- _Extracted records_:
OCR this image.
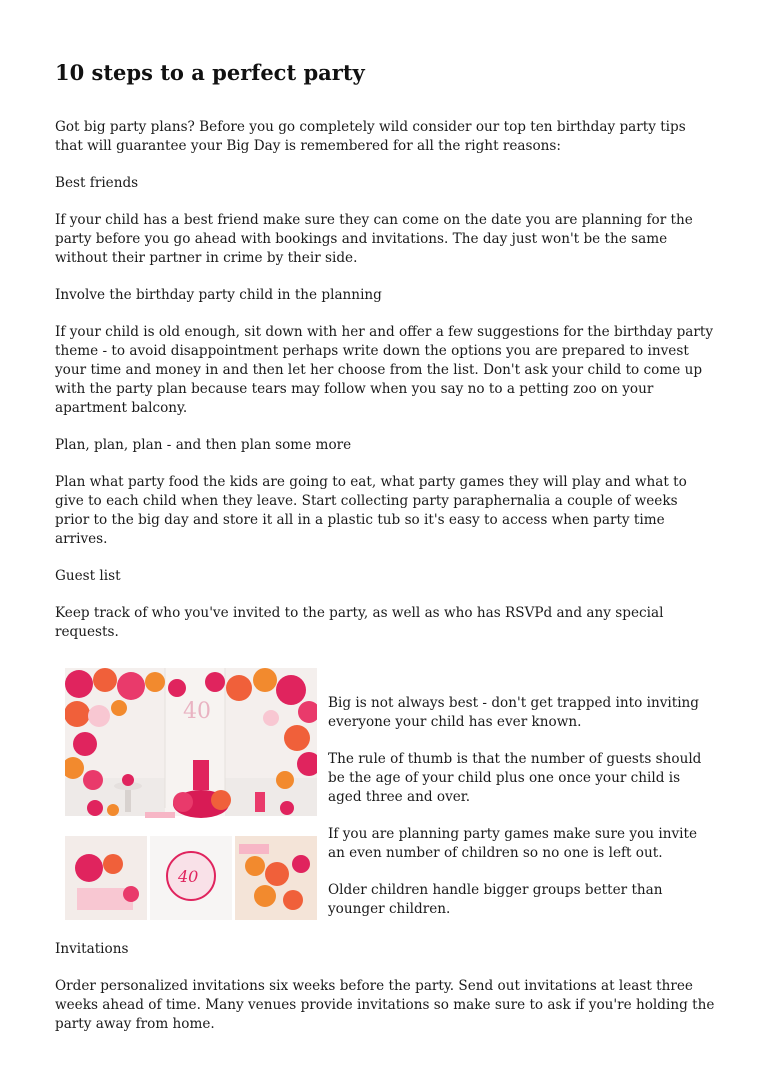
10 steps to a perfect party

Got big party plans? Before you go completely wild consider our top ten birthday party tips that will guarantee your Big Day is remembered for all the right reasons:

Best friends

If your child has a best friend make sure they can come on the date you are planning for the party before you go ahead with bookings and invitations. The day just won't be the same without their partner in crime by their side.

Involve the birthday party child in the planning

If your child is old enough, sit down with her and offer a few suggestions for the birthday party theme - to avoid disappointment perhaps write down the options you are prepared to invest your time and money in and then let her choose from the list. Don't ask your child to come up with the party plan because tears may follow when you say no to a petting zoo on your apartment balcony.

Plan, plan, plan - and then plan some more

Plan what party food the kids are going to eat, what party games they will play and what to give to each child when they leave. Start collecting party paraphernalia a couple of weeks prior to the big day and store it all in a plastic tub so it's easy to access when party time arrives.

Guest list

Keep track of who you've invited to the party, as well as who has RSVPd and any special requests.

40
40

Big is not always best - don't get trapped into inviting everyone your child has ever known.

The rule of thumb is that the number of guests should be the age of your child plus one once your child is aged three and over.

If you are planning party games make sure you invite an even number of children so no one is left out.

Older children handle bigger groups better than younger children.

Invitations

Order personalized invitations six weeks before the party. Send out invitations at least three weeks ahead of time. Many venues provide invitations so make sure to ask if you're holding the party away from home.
* * *
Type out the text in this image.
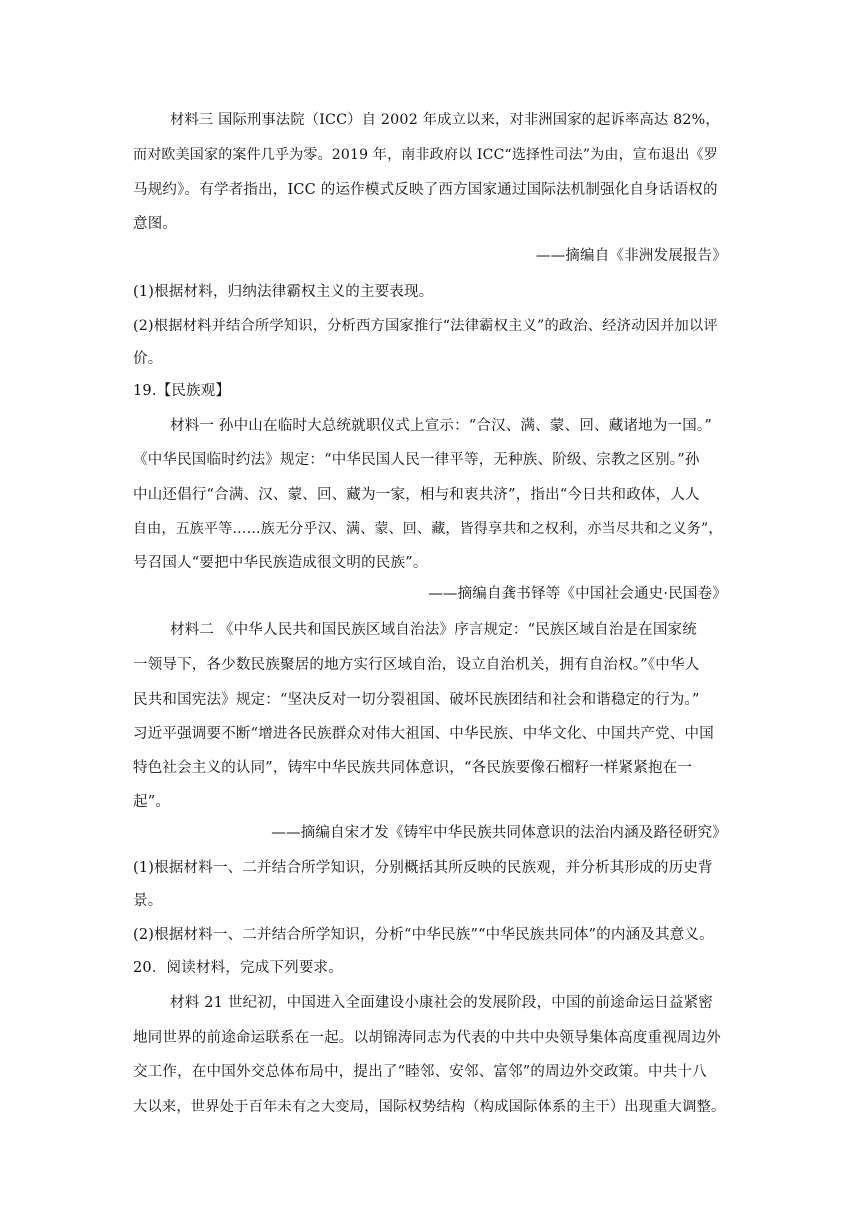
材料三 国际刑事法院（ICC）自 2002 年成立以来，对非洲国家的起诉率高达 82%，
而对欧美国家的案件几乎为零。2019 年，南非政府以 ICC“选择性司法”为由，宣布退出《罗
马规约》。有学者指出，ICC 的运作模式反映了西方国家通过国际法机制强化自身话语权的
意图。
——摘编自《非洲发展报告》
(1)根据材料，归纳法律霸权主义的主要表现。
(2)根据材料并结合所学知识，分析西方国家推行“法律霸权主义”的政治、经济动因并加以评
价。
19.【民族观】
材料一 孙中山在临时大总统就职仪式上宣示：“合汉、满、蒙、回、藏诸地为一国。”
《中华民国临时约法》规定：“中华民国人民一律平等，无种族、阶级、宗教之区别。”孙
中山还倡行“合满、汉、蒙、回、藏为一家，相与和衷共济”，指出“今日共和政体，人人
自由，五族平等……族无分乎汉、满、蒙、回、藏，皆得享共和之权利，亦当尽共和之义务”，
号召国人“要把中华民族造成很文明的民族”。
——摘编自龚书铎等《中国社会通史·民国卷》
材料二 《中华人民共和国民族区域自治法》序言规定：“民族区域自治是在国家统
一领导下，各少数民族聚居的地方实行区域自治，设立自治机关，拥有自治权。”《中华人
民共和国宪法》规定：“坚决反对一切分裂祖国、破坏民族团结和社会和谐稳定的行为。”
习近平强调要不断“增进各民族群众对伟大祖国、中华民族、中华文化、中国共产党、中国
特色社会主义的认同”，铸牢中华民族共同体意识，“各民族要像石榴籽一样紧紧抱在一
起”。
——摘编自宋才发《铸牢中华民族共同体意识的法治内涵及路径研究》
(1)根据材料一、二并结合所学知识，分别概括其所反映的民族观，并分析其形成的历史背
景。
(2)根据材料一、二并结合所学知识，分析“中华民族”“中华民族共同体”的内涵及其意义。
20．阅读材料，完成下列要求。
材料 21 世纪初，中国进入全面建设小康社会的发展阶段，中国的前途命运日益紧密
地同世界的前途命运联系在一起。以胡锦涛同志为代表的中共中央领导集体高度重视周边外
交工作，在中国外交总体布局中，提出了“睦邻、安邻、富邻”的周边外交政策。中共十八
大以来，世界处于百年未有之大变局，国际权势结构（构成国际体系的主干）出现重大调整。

- _EXERCISE TASK_:
Go through the records above and copy every line with the word "then".

- _OUTPUT BELOW_:
If your child is old enough, sit down with her and offer a few suggestions for the birthday party theme - to avoid disappointment perhaps write down the options you are prepared to invest your time and money in and then let her choose from the list. Don't ask your child to come up with the party plan because tears may follow when you say no to a petting zoo on your apartment balcony.
Plan, plan, plan - and then plan some more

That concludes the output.